──────── RAW RECORDS ────────

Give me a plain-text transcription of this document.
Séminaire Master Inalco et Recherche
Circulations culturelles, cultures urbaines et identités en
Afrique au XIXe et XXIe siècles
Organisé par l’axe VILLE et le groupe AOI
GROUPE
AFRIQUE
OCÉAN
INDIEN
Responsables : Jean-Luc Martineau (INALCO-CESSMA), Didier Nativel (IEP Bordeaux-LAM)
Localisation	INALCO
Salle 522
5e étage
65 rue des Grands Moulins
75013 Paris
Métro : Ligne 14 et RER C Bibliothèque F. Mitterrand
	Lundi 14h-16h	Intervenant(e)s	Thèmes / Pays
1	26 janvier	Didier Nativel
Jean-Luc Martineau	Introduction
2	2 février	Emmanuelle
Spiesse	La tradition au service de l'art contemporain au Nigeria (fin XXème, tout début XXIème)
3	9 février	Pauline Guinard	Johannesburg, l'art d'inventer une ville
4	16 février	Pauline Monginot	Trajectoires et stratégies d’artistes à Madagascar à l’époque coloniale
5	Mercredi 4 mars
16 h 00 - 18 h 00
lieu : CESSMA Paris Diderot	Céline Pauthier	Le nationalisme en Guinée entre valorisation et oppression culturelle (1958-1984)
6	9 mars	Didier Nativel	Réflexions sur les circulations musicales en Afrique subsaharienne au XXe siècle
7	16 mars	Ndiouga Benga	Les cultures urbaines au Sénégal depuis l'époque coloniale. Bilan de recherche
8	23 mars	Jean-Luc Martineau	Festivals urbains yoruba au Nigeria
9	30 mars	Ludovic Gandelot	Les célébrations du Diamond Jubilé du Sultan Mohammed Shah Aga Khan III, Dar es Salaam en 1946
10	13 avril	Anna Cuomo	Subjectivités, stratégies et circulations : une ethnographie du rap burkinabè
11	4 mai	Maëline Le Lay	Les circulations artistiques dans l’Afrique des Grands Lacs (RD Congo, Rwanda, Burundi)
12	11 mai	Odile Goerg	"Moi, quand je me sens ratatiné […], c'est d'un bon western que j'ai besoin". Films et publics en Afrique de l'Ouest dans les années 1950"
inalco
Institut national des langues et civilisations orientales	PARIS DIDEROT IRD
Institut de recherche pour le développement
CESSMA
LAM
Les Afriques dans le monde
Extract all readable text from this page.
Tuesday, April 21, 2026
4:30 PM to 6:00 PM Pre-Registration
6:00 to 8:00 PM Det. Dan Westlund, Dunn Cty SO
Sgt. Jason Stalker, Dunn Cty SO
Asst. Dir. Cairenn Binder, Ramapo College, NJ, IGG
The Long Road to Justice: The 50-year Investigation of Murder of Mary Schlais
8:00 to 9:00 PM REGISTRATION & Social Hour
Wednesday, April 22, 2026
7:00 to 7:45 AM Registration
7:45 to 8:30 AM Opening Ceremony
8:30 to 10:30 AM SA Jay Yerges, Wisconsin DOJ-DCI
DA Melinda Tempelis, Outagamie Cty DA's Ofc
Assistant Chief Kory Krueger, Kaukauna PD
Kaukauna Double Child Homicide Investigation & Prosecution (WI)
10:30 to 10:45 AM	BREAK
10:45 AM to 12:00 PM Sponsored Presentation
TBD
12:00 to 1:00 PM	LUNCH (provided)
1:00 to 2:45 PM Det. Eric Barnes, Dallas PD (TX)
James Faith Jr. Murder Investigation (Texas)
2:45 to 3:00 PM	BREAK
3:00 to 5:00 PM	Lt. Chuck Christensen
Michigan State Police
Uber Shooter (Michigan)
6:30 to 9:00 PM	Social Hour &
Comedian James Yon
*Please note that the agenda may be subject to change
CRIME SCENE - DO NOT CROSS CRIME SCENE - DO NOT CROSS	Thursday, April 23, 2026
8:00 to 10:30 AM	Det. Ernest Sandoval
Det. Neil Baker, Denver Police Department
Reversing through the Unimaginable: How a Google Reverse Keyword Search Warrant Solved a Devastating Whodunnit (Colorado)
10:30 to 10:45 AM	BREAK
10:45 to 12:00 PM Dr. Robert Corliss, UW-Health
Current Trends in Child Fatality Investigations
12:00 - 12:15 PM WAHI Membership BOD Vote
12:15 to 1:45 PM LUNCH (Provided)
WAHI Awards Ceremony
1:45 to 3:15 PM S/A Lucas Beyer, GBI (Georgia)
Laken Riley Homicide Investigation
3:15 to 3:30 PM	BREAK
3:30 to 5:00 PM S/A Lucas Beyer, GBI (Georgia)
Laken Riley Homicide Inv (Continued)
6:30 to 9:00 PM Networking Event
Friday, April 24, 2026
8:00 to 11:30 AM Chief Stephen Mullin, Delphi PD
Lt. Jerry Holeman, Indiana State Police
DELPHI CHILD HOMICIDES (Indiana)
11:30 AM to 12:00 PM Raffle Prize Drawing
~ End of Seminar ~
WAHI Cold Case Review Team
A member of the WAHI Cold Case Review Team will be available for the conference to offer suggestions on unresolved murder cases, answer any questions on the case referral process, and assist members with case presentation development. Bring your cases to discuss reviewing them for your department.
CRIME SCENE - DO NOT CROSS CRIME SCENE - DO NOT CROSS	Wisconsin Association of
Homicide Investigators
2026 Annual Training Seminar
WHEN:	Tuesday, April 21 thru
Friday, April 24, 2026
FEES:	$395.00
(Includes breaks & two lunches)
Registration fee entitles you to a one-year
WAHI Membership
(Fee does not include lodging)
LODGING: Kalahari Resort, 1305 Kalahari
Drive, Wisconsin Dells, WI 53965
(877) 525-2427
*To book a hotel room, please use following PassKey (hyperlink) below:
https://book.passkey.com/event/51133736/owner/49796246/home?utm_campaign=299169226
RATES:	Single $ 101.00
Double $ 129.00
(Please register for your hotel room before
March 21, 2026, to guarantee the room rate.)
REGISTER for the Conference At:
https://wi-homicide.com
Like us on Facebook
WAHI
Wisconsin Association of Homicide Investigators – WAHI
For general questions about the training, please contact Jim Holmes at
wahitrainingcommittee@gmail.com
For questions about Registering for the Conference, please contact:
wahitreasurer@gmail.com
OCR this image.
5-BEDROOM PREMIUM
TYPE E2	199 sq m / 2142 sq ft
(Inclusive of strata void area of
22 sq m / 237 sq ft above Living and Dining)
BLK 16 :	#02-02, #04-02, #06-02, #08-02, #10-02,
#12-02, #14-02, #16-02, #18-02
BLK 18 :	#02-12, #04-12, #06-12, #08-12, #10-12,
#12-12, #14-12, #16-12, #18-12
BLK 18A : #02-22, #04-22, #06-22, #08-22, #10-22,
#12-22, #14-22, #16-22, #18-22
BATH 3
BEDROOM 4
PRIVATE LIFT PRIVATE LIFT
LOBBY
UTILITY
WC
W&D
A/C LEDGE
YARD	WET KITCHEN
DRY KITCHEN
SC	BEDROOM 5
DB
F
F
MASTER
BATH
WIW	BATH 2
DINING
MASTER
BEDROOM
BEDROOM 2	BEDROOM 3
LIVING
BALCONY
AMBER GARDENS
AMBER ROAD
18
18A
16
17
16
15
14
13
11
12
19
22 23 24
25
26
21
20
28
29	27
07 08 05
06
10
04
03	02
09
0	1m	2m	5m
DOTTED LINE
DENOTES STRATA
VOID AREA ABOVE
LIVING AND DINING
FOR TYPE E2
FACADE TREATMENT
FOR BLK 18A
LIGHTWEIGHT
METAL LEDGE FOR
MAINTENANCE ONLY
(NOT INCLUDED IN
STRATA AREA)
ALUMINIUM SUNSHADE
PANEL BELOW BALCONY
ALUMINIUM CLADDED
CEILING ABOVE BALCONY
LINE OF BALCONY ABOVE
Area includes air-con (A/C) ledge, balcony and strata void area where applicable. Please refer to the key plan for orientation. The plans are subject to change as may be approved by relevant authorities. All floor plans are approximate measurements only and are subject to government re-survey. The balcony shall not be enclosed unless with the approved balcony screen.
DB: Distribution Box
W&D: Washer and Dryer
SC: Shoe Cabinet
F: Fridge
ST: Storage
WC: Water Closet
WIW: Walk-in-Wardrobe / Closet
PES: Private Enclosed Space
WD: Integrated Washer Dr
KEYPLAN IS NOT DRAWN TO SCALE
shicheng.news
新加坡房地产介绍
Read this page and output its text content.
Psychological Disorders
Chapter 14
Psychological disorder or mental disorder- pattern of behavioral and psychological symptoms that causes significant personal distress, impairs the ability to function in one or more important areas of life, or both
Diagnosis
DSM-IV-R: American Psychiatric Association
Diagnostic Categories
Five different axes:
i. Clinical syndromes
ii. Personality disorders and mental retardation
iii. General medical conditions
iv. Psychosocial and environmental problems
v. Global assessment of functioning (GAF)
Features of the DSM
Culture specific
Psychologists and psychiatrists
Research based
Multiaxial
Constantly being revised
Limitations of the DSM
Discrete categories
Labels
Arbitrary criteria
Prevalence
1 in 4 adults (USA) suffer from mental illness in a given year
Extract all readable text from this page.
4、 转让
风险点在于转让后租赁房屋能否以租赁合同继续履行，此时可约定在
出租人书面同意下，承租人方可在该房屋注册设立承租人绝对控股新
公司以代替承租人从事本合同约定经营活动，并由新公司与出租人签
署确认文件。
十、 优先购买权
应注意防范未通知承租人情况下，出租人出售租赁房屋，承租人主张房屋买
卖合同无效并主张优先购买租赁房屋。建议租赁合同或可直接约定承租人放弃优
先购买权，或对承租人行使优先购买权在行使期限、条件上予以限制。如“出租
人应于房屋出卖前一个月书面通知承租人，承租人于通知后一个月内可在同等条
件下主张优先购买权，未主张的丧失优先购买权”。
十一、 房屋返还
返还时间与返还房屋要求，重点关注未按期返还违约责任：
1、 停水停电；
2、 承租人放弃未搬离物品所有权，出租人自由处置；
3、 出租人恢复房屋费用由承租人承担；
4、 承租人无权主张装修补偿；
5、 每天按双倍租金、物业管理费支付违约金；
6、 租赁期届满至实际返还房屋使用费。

────────

Could you give again exactly the lines from the line containing "Read this page and output its text content." through the final line of the data above, and no others?

Read this page and output its text content.
Psychological Disorders
Chapter 14
Psychological disorder or mental disorder- pattern of behavioral and psychological symptoms that causes significant personal distress, impairs the ability to function in one or more important areas of life, or both
Diagnosis
DSM-IV-R: American Psychiatric Association
Diagnostic Categories
Five different axes:
i. Clinical syndromes
ii. Personality disorders and mental retardation
iii. General medical conditions
iv. Psychosocial and environmental problems
v. Global assessment of functioning (GAF)
Features of the DSM
Culture specific
Psychologists and psychiatrists
Research based
Multiaxial
Constantly being revised
Limitations of the DSM
Discrete categories
Labels
Arbitrary criteria
Prevalence
1 in 4 adults (USA) suffer from mental illness in a given year
Extract all readable text from this page.
4、 转让
风险点在于转让后租赁房屋能否以租赁合同继续履行，此时可约定在
出租人书面同意下，承租人方可在该房屋注册设立承租人绝对控股新
公司以代替承租人从事本合同约定经营活动，并由新公司与出租人签
署确认文件。
十、 优先购买权
应注意防范未通知承租人情况下，出租人出售租赁房屋，承租人主张房屋买
卖合同无效并主张优先购买租赁房屋。建议租赁合同或可直接约定承租人放弃优
先购买权，或对承租人行使优先购买权在行使期限、条件上予以限制。如“出租
人应于房屋出卖前一个月书面通知承租人，承租人于通知后一个月内可在同等条
件下主张优先购买权，未主张的丧失优先购买权”。
十一、 房屋返还
返还时间与返还房屋要求，重点关注未按期返还违约责任：
1、 停水停电；
2、 承租人放弃未搬离物品所有权，出租人自由处置；
3、 出租人恢复房屋费用由承租人承担；
4、 承租人无权主张装修补偿；
5、 每天按双倍租金、物业管理费支付违约金；
6、 租赁期届满至实际返还房屋使用费。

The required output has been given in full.